> _Directions for this task_: Leaving out every picture, quote the data below exactly as it appears.

##### Dataset entries

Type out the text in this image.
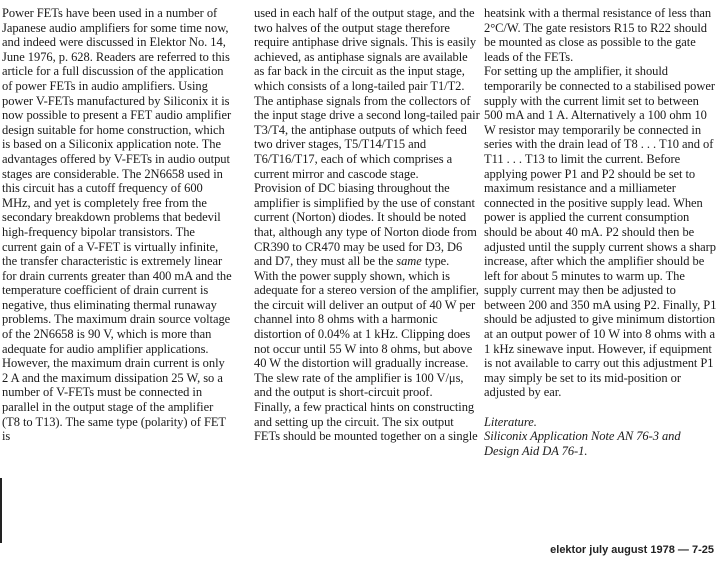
Power FETs have been used in a number of Japanese audio amplifiers for some time now, and indeed were discussed in Elektor No. 14, June 1976, p. 628. Readers are referred to this article for a full discussion of the application of power FETs in audio amplifiers. Using power V-FETs manufactured by Siliconix it is now possible to present a FET audio amplifier design suitable for home construction, which is based on a Siliconix application note. The advantages offered by V-FETs in audio output stages are considerable. The 2N6658 used in this circuit has a cutoff frequency of 600 MHz, and yet is completely free from the secondary breakdown problems that bedevil high-frequency bipolar transistors. The current gain of a V-FET is virtually infinite, the transfer characteristic is extremely linear for drain currents greater than 400 mA and the temperature coefficient of drain current is negative, thus eliminating thermal runaway problems. The maximum drain source voltage of the 2N6658 is 90 V, which is more than adequate for audio amplifier applications.

However, the maximum drain current is only 2 A and the maximum dissipation 25 W, so a number of V-FETs must be connected in parallel in the output stage of the amplifier (T8 to T13). The same type (polarity) of FET is

used in each half of the output stage, and the two halves of the output stage therefore require antiphase drive signals. This is easily achieved, as antiphase signals are available as far back in the circuit as the input stage, which consists of a long-tailed pair T1/T2. The antiphase signals from the collectors of the input stage drive a second long-tailed pair T3/T4, the antiphase outputs of which feed two driver stages, T5/T14/T15 and T6/T16/T17, each of which comprises a current mirror and cascode stage.

Provision of DC biasing throughout the amplifier is simplified by the use of constant current (Norton) diodes. It should be noted that, although any type of Norton diode from CR390 to CR470 may be used for D3, D6 and D7, they must all be the same type.

With the power supply shown, which is adequate for a stereo version of the amplifier, the circuit will deliver an output of 40 W per channel into 8 ohms with a harmonic distortion of 0.04% at 1 kHz. Clipping does not occur until 55 W into 8 ohms, but above 40 W the distortion will gradually increase. The slew rate of the amplifier is 100 V/μs, and the output is short-circuit proof.

Finally, a few practical hints on constructing and setting up the circuit. The six output FETs should be mounted together on a single

heatsink with a thermal resistance of less than 2°C/W. The gate resistors R15 to R22 should be mounted as close as possible to the gate leads of the FETs.

For setting up the amplifier, it should temporarily be connected to a stabilised power supply with the current limit set to between 500 mA and 1 A. Alternatively a 100 ohm 10 W resistor may temporarily be connected in series with the drain lead of T8 . . . T10 and of T11 . . . T13 to limit the current. Before applying power P1 and P2 should be set to maximum resistance and a milliameter connected in the positive supply lead. When power is applied the current consumption should be about 40 mA. P2 should then be adjusted until the supply current shows a sharp increase, after which the amplifier should be left for about 5 minutes to warm up. The supply current may then be adjusted to between 200 and 350 mA using P2. Finally, P1 should be adjusted to give minimum distortion at an output power of 10 W into 8 ohms with a 1 kHz sinewave input. However, if equipment is not available to carry out this adjustment P1 may simply be set to its mid-position or adjusted by ear.

Literature.

Siliconix Application Note AN 76-3 and Design Aid DA 76-1.

elektor july august 1978 — 7-25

##########

> _Final answer_:
Type out the text in this image.
Power FETs have been used in a number of Japanese audio amplifiers for some time now, and indeed were discussed in Elektor No. 14, June 1976, p. 628. Readers are referred to this article for a full discussion of the application of power FETs in audio amplifiers. Using power V-FETs manufactured by Siliconix it is now possible to present a FET audio amplifier design suitable for home construction, which is based on a Siliconix application note. The advantages offered by V-FETs in audio output stages are considerable. The 2N6658 used in this circuit has a cutoff frequency of 600 MHz, and yet is completely free from the secondary breakdown problems that bedevil high-frequency bipolar transistors. The current gain of a V-FET is virtually infinite, the transfer characteristic is extremely linear for drain currents greater than 400 mA and the temperature coefficient of drain current is negative, thus eliminating thermal runaway problems. The maximum drain source voltage of the 2N6658 is 90 V, which is more than adequate for audio amplifier applications.

However, the maximum drain current is only 2 A and the maximum dissipation 25 W, so a number of V-FETs must be connected in parallel in the output stage of the amplifier (T8 to T13). The same type (polarity) of FET is

used in each half of the output stage, and the two halves of the output stage therefore require antiphase drive signals. This is easily achieved, as antiphase signals are available as far back in the circuit as the input stage, which consists of a long-tailed pair T1/T2. The antiphase signals from the collectors of the input stage drive a second long-tailed pair T3/T4, the antiphase outputs of which feed two driver stages, T5/T14/T15 and T6/T16/T17, each of which comprises a current mirror and cascode stage.

Provision of DC biasing throughout the amplifier is simplified by the use of constant current (Norton) diodes. It should be noted that, although any type of Norton diode from CR390 to CR470 may be used for D3, D6 and D7, they must all be the same type.

With the power supply shown, which is adequate for a stereo version of the amplifier, the circuit will deliver an output of 40 W per channel into 8 ohms with a harmonic distortion of 0.04% at 1 kHz. Clipping does not occur until 55 W into 8 ohms, but above 40 W the distortion will gradually increase. The slew rate of the amplifier is 100 V/μs, and the output is short-circuit proof.

Finally, a few practical hints on constructing and setting up the circuit. The six output FETs should be mounted together on a single

heatsink with a thermal resistance of less than 2°C/W. The gate resistors R15 to R22 should be mounted as close as possible to the gate leads of the FETs.

For setting up the amplifier, it should temporarily be connected to a stabilised power supply with the current limit set to between 500 mA and 1 A. Alternatively a 100 ohm 10 W resistor may temporarily be connected in series with the drain lead of T8 . . . T10 and of T11 . . . T13 to limit the current. Before applying power P1 and P2 should be set to maximum resistance and a milliameter connected in the positive supply lead. When power is applied the current consumption should be about 40 mA. P2 should then be adjusted until the supply current shows a sharp increase, after which the amplifier should be left for about 5 minutes to warm up. The supply current may then be adjusted to between 200 and 350 mA using P2. Finally, P1 should be adjusted to give minimum distortion at an output power of 10 W into 8 ohms with a 1 kHz sinewave input. However, if equipment is not available to carry out this adjustment P1 may simply be set to its mid-position or adjusted by ear.

Literature.

Siliconix Application Note AN 76-3 and Design Aid DA 76-1.

elektor july august 1978 — 7-25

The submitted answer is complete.